• [Exercise directions]: Copy nothing but the text: repeat each entry exactly and drop the images.

§

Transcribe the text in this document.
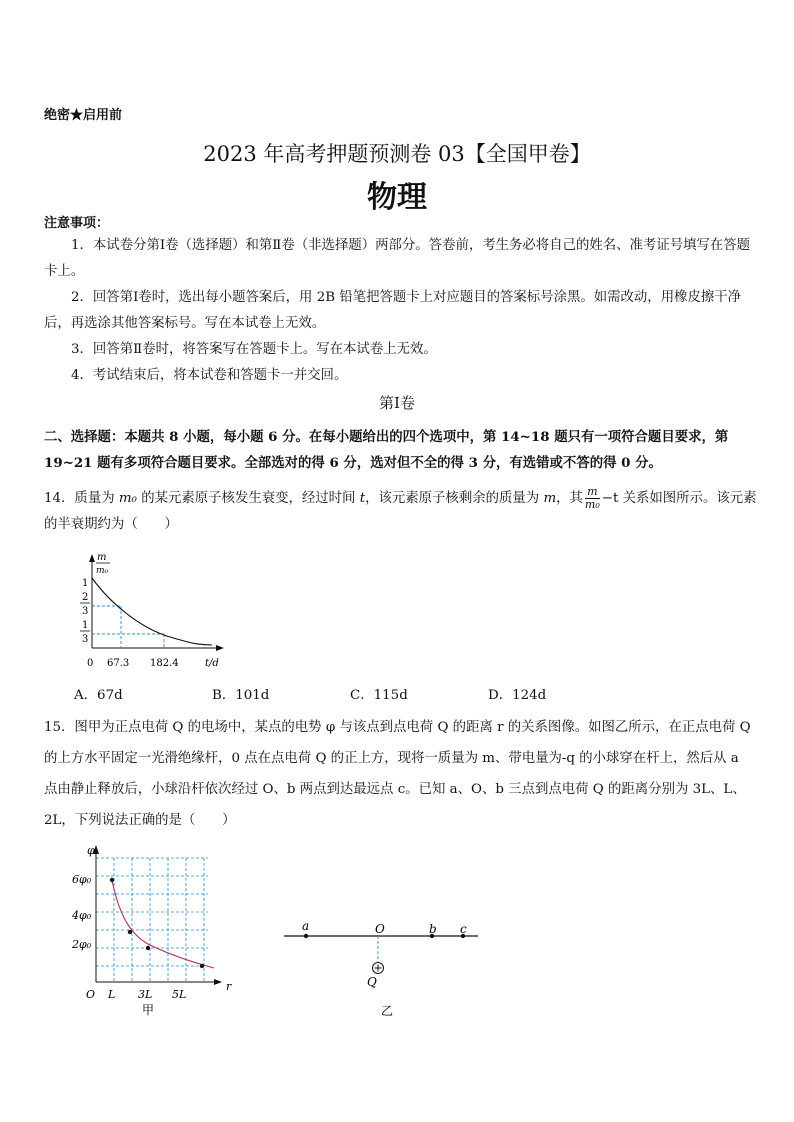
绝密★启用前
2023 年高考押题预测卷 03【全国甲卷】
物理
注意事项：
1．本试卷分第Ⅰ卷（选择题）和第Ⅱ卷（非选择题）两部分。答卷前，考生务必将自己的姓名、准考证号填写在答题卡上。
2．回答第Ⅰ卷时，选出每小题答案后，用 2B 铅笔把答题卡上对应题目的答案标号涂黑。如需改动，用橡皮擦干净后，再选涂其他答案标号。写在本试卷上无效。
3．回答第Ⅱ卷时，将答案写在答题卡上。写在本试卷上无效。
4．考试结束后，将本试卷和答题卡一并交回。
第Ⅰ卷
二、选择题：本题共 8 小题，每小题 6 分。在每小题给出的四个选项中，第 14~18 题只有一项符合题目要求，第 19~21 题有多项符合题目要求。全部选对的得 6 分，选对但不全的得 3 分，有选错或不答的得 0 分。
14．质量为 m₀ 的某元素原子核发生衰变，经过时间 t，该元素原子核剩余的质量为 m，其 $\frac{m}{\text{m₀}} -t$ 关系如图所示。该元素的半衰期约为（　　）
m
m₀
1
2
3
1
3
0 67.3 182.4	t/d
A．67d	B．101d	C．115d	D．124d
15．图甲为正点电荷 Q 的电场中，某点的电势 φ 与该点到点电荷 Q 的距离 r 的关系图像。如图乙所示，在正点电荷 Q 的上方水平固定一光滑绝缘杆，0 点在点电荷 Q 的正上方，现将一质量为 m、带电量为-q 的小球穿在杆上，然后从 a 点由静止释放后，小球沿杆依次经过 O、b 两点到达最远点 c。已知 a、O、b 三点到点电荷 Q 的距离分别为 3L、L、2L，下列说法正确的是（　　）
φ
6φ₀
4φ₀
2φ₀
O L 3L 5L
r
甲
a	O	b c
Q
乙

§

• [Final result]:
Transcribe the text in this document.
绝密★启用前
2023 年高考押题预测卷 03【全国甲卷】
物理
注意事项：
1．本试卷分第Ⅰ卷（选择题）和第Ⅱ卷（非选择题）两部分。答卷前，考生务必将自己的姓名、准考证号填写在答题卡上。
2．回答第Ⅰ卷时，选出每小题答案后，用 2B 铅笔把答题卡上对应题目的答案标号涂黑。如需改动，用橡皮擦干净后，再选涂其他答案标号。写在本试卷上无效。
3．回答第Ⅱ卷时，将答案写在答题卡上。写在本试卷上无效。
4．考试结束后，将本试卷和答题卡一并交回。
第Ⅰ卷
二、选择题：本题共 8 小题，每小题 6 分。在每小题给出的四个选项中，第 14~18 题只有一项符合题目要求，第 19~21 题有多项符合题目要求。全部选对的得 6 分，选对但不全的得 3 分，有选错或不答的得 0 分。
14．质量为 m₀ 的某元素原子核发生衰变，经过时间 t，该元素原子核剩余的质量为 m，其 $\frac{m}{\text{m₀}} -t$ 关系如图所示。该元素的半衰期约为（　　）
m
m₀
1
2
3
1
3
0 67.3 182.4	t/d
A．67d	B．101d	C．115d	D．124d
15．图甲为正点电荷 Q 的电场中，某点的电势 φ 与该点到点电荷 Q 的距离 r 的关系图像。如图乙所示，在正点电荷 Q 的上方水平固定一光滑绝缘杆，0 点在点电荷 Q 的正上方，现将一质量为 m、带电量为-q 的小球穿在杆上，然后从 a 点由静止释放后，小球沿杆依次经过 O、b 两点到达最远点 c。已知 a、O、b 三点到点电荷 Q 的距离分别为 3L、L、2L，下列说法正确的是（　　）
φ
6φ₀
4φ₀
2φ₀
O L 3L 5L
r
甲
a	O	b c
Q
乙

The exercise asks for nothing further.